[Saved entries]
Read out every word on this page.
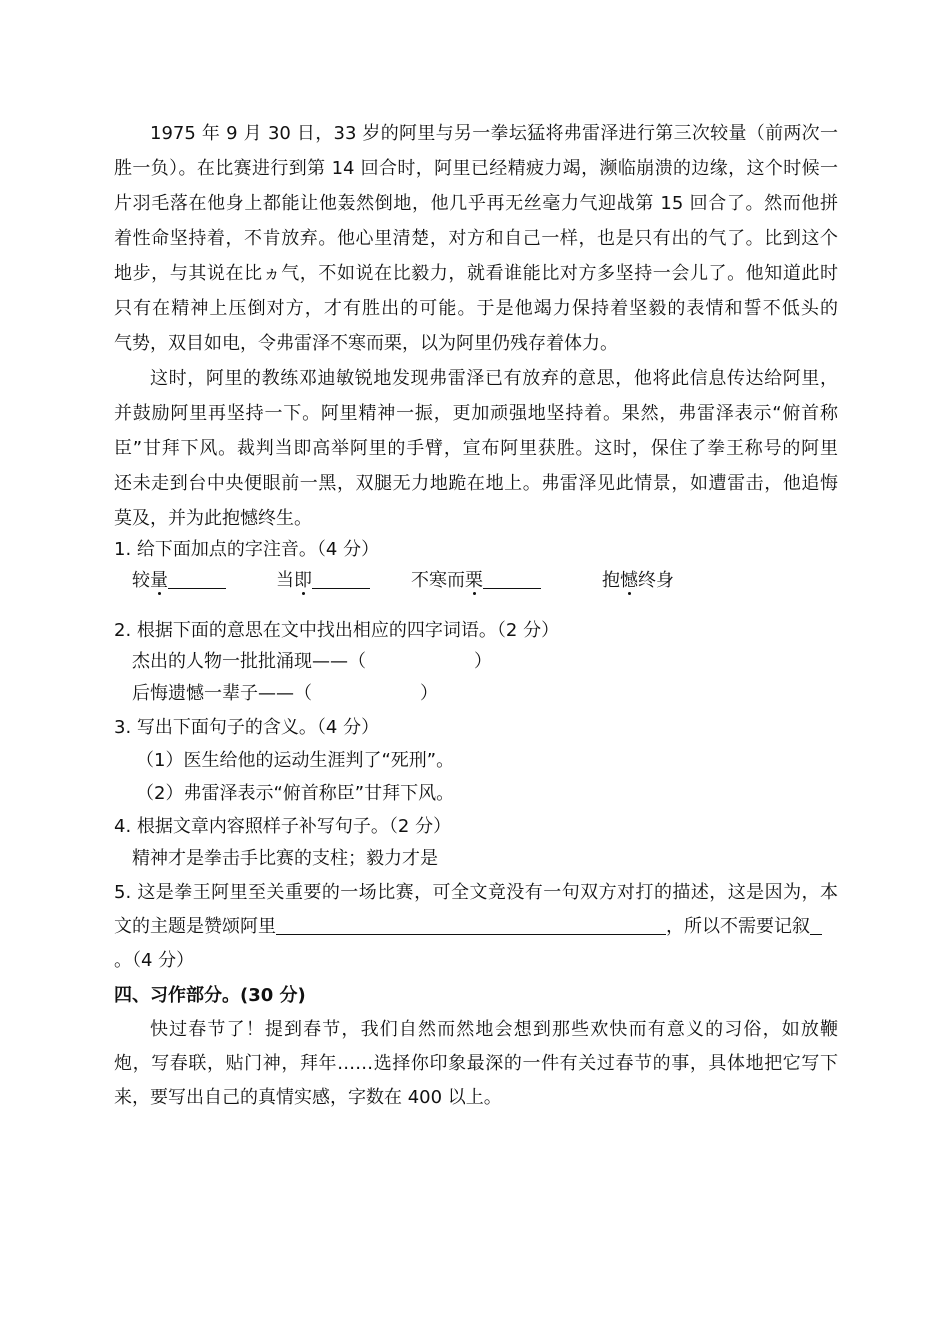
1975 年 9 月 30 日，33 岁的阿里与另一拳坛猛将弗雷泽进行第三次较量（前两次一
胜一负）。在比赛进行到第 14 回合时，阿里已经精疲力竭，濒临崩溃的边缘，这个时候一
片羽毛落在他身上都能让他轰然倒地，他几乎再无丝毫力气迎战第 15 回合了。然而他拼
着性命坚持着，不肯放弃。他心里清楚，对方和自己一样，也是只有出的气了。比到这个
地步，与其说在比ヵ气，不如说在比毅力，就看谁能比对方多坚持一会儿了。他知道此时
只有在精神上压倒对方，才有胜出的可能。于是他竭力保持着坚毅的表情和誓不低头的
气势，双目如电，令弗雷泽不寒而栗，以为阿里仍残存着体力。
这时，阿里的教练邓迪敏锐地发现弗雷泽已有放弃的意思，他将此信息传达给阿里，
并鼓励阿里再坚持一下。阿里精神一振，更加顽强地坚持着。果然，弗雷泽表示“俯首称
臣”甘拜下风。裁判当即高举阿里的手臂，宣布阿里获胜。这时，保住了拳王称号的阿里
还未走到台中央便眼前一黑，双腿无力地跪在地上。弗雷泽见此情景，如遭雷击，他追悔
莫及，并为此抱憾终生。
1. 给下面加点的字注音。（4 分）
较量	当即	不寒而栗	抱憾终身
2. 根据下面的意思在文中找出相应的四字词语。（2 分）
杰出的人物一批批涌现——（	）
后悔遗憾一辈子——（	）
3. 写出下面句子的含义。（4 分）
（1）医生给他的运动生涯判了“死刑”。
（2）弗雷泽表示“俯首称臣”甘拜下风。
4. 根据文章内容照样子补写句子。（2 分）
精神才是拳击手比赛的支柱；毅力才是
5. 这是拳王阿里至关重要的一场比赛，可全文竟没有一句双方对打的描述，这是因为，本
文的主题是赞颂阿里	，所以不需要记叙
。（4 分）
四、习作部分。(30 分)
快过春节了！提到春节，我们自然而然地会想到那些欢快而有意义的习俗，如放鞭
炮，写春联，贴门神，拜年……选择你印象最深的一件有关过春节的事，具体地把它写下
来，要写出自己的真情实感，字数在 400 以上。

...

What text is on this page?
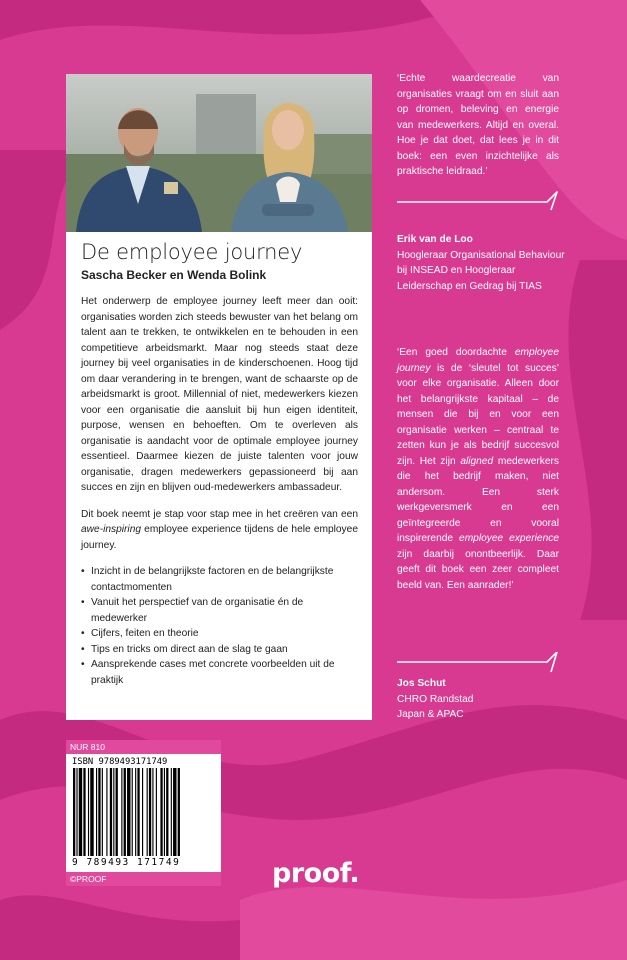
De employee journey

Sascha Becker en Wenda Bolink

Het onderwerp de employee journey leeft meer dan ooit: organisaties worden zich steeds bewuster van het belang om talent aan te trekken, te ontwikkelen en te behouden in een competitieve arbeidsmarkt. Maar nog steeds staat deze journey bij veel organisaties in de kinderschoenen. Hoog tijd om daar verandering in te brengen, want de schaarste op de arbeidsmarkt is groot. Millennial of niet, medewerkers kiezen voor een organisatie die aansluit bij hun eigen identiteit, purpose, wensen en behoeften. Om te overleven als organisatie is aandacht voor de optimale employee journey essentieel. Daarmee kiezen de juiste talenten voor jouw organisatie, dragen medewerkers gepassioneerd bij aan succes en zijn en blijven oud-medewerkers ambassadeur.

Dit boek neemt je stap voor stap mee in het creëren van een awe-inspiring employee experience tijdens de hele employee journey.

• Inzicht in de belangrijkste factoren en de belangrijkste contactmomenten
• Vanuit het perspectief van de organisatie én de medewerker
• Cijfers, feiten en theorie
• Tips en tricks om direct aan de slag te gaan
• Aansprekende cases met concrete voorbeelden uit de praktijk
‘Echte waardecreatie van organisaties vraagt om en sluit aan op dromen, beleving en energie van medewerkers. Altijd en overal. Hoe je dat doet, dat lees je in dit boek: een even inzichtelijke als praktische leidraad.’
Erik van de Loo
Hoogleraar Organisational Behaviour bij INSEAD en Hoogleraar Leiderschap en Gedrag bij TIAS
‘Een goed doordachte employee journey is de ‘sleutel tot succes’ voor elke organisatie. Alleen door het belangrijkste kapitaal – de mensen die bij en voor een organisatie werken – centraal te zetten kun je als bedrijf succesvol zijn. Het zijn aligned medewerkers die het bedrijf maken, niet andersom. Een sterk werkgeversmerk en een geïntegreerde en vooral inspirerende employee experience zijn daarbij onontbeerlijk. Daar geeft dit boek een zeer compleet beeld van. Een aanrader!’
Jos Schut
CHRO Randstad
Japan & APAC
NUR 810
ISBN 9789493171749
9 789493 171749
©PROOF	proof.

---

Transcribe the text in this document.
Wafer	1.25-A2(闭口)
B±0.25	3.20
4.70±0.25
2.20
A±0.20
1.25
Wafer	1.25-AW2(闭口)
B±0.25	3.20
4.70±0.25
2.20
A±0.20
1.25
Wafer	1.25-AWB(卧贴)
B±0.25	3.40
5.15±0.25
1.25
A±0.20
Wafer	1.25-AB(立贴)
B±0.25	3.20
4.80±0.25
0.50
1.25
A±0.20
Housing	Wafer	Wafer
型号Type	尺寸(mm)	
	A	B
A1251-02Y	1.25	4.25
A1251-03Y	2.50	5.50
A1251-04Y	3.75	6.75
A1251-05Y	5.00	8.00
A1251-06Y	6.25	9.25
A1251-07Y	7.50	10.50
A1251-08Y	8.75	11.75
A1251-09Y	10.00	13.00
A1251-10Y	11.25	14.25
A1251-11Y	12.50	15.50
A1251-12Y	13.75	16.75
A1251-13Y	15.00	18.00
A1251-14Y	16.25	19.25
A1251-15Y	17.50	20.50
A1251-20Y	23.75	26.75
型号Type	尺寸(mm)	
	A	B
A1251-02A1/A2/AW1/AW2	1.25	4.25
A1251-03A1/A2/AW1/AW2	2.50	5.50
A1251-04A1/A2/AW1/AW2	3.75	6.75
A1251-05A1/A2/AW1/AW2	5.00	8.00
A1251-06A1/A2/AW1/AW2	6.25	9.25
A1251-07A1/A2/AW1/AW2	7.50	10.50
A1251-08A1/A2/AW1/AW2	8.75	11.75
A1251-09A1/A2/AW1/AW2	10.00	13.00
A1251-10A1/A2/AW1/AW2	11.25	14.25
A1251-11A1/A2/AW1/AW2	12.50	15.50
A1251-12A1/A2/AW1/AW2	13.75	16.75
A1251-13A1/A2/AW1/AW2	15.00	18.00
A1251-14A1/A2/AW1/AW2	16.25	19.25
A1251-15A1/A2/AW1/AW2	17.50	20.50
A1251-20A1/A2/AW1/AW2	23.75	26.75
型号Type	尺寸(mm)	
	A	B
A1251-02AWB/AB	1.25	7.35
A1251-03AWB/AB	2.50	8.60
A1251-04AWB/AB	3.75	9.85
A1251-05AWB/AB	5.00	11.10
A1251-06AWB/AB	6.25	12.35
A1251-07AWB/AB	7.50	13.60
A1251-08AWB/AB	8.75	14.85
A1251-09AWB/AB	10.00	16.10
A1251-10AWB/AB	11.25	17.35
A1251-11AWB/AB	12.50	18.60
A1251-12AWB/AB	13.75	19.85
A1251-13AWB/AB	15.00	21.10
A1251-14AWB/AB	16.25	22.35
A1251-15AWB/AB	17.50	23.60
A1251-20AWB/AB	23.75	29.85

Task: Find every line in the records above that contains the word "boek", and copy each one.

Response to the task:
Dit boek neemt je stap voor stap mee in het creëren van een awe-inspiring employee experience tijdens de hele employee journey.
‘Echte waardecreatie van organisaties vraagt om en sluit aan op dromen, beleving en energie van medewerkers. Altijd en overal. Hoe je dat doet, dat lees je in dit boek: een even inzichtelijke als praktische leidraad.’
‘Een goed doordachte employee journey is de ‘sleutel tot succes’ voor elke organisatie. Alleen door het belangrijkste kapitaal – de mensen die bij en voor een organisatie werken – centraal te zetten kun je als bedrijf succesvol zijn. Het zijn aligned medewerkers die het bedrijf maken, niet andersom. Een sterk werkgeversmerk en een geïntegreerde en vooral inspirerende employee experience zijn daarbij onontbeerlijk. Daar geeft dit boek een zeer compleet beeld van. Een aanrader!’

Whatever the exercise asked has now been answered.